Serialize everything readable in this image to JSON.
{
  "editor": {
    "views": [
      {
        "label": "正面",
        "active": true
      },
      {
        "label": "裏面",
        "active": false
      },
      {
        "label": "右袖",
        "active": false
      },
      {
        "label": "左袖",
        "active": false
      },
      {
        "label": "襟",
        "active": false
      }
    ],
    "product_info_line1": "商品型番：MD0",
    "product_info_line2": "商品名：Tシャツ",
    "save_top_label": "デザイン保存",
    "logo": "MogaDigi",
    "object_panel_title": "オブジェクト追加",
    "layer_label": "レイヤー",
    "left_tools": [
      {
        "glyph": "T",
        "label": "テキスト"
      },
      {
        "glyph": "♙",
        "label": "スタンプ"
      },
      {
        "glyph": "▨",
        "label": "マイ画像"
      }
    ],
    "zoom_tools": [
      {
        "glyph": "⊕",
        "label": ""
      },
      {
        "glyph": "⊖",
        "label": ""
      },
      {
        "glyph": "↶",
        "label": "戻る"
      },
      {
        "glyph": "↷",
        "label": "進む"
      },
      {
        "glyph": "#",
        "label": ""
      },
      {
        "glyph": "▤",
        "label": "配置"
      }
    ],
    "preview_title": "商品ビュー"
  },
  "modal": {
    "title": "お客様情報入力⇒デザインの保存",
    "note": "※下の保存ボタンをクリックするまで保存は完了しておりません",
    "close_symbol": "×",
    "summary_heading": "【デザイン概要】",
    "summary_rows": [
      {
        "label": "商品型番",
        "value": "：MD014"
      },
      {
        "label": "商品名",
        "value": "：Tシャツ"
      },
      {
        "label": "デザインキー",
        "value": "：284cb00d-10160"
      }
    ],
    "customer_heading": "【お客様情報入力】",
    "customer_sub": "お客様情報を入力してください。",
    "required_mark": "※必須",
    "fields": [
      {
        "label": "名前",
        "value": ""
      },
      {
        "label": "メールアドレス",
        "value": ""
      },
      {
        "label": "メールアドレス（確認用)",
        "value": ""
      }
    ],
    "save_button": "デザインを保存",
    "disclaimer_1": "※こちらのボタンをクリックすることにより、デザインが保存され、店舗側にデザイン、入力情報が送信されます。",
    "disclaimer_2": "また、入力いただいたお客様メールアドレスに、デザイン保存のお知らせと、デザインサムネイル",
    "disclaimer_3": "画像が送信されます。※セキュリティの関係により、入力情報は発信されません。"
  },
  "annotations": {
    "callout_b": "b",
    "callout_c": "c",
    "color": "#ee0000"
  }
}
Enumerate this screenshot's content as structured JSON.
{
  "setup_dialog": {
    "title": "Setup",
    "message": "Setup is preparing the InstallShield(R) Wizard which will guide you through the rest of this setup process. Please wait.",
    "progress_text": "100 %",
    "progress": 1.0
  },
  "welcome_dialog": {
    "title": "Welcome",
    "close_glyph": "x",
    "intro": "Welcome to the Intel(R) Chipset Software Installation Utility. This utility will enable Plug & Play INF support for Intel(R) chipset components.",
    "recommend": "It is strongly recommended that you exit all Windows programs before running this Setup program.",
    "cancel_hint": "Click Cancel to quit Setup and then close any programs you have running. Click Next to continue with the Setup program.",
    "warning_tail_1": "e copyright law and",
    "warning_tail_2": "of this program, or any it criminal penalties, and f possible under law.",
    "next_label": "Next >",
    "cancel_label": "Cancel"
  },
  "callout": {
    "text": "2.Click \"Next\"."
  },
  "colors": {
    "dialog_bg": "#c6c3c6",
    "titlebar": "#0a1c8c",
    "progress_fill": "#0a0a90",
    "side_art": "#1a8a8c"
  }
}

+ + +

Return each line in the records that holds the string "Tシャツ".

* Expected output:
    "product_info_line2": "商品名：Tシャツ",
        "value": "：Tシャツ"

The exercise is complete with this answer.